__Work instructions__: Find each line with the word "actual" and say how many there are, nothing else.

__Record list__:
§ §

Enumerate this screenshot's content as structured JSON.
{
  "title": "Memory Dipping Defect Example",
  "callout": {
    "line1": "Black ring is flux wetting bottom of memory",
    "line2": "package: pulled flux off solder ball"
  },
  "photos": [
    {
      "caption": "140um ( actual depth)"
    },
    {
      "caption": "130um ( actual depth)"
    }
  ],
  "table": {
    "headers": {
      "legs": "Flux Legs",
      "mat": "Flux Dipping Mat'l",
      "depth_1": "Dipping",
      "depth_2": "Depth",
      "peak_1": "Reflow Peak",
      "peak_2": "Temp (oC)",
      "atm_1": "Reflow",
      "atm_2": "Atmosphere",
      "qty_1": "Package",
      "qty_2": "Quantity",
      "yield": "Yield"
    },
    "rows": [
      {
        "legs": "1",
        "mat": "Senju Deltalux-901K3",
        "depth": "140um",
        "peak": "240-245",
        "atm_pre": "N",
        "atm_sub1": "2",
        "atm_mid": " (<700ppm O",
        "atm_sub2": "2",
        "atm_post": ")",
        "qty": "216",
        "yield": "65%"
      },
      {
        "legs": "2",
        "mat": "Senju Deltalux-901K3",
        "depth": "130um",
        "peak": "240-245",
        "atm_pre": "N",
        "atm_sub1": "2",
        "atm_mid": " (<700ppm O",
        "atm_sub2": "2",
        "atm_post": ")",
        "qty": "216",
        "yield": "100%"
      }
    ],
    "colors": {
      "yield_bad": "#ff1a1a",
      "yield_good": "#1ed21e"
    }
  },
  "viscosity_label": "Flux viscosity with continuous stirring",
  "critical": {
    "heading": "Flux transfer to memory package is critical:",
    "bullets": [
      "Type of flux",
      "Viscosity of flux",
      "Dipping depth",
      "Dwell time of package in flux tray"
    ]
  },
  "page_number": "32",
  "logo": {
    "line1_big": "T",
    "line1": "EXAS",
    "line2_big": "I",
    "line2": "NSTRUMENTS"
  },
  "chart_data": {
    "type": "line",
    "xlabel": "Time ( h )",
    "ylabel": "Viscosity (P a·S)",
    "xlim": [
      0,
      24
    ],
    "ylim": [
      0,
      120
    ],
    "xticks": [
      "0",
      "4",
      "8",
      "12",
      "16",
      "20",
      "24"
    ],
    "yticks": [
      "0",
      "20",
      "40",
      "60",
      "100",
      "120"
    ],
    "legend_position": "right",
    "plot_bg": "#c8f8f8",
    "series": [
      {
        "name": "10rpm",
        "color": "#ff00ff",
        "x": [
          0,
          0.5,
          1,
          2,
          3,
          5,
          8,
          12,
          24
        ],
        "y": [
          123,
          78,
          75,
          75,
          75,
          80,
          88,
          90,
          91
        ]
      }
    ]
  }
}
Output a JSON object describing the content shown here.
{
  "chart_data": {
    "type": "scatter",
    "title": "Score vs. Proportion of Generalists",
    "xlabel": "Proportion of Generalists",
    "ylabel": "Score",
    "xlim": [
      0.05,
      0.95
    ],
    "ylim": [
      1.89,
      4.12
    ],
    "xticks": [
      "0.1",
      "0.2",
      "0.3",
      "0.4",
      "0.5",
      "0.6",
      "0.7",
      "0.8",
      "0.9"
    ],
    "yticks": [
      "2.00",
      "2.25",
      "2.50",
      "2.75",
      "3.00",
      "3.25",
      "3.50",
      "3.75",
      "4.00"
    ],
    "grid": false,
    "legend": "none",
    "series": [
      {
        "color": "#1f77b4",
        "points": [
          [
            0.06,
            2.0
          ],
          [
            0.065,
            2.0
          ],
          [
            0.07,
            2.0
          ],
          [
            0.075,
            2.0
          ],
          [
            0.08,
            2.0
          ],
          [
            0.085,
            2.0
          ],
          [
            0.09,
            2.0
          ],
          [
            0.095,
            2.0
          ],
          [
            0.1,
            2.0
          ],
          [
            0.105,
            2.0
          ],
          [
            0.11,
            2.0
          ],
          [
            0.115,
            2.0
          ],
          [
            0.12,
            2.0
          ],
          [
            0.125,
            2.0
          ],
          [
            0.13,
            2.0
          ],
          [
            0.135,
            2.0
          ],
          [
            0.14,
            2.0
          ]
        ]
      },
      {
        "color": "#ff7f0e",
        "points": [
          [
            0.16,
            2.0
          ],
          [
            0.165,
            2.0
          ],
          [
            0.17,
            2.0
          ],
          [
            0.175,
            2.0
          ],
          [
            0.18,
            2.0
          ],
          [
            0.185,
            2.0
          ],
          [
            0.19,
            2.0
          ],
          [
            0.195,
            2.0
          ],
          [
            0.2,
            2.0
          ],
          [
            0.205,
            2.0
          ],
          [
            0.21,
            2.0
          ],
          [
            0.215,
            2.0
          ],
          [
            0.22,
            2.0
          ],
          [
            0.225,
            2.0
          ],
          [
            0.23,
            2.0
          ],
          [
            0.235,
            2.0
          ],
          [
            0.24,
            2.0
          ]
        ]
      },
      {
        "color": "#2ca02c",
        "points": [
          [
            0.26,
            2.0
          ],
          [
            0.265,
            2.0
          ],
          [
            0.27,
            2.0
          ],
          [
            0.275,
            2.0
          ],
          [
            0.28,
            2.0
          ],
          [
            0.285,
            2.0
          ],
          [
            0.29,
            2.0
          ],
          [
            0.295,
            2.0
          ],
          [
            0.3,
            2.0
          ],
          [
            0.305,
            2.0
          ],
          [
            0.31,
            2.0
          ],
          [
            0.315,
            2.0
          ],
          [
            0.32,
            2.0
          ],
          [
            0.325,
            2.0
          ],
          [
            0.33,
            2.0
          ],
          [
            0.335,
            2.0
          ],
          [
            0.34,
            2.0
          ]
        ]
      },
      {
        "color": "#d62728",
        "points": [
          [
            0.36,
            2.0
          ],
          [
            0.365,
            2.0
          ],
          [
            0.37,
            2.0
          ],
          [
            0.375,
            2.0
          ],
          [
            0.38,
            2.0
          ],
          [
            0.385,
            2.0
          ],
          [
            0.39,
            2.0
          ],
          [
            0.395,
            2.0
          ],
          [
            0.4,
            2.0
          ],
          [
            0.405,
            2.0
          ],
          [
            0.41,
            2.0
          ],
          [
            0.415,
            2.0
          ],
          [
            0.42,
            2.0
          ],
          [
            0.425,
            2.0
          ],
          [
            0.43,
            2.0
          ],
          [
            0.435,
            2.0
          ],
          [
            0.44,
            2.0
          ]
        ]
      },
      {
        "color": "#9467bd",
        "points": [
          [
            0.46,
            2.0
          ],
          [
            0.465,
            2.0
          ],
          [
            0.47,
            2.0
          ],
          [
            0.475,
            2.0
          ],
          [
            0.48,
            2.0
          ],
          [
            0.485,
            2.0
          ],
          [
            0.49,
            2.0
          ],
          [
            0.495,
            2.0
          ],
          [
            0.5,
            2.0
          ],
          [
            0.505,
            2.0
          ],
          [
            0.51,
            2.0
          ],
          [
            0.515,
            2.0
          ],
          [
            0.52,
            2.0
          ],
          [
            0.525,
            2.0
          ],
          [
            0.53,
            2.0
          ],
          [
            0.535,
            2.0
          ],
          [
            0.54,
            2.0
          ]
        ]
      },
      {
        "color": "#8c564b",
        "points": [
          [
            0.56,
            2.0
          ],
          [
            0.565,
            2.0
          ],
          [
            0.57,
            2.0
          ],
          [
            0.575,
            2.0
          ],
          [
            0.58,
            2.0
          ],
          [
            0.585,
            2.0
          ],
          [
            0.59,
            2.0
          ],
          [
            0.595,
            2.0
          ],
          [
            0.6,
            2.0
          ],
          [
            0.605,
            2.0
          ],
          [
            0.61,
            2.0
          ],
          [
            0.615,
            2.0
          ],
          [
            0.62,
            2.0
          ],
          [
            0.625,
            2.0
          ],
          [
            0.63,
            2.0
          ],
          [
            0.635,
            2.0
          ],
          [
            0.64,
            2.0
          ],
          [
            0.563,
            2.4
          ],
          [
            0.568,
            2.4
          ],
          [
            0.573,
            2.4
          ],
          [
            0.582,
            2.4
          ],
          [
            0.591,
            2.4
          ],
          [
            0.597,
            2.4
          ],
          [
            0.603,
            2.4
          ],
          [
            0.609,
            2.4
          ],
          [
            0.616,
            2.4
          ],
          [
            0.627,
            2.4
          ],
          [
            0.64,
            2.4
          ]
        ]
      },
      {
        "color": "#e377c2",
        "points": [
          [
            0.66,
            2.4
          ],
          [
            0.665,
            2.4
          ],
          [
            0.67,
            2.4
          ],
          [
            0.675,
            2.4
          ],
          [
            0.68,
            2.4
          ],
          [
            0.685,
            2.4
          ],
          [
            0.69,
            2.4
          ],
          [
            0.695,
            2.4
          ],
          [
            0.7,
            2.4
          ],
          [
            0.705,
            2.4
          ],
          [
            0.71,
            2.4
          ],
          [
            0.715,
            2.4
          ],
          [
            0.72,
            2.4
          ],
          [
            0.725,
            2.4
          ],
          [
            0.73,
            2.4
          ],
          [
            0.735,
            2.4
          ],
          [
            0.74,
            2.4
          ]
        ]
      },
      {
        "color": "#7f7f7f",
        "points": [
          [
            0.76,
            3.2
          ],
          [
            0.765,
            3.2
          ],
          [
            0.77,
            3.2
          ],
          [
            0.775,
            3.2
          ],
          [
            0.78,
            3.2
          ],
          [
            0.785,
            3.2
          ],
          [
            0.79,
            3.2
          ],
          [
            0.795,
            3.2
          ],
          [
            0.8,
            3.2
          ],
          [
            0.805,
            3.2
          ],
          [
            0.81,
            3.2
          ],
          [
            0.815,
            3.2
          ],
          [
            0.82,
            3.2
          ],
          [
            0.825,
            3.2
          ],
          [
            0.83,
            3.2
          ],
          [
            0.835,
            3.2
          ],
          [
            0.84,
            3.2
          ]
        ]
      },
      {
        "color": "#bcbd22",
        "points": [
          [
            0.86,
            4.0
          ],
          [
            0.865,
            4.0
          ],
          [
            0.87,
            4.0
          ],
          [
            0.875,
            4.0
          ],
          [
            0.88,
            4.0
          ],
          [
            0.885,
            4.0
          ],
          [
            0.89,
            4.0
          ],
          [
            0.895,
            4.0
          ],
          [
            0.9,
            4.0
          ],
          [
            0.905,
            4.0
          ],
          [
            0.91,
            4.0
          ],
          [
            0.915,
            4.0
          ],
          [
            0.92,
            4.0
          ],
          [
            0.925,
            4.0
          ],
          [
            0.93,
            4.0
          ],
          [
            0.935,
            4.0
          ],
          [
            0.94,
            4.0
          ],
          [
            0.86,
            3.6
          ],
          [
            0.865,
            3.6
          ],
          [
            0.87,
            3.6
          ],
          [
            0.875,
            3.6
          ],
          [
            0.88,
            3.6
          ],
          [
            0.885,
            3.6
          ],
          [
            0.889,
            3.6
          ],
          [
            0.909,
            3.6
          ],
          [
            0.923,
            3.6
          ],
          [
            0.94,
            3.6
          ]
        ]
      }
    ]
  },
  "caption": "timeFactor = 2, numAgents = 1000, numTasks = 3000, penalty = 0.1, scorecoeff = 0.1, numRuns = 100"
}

§ §

__The output__: 2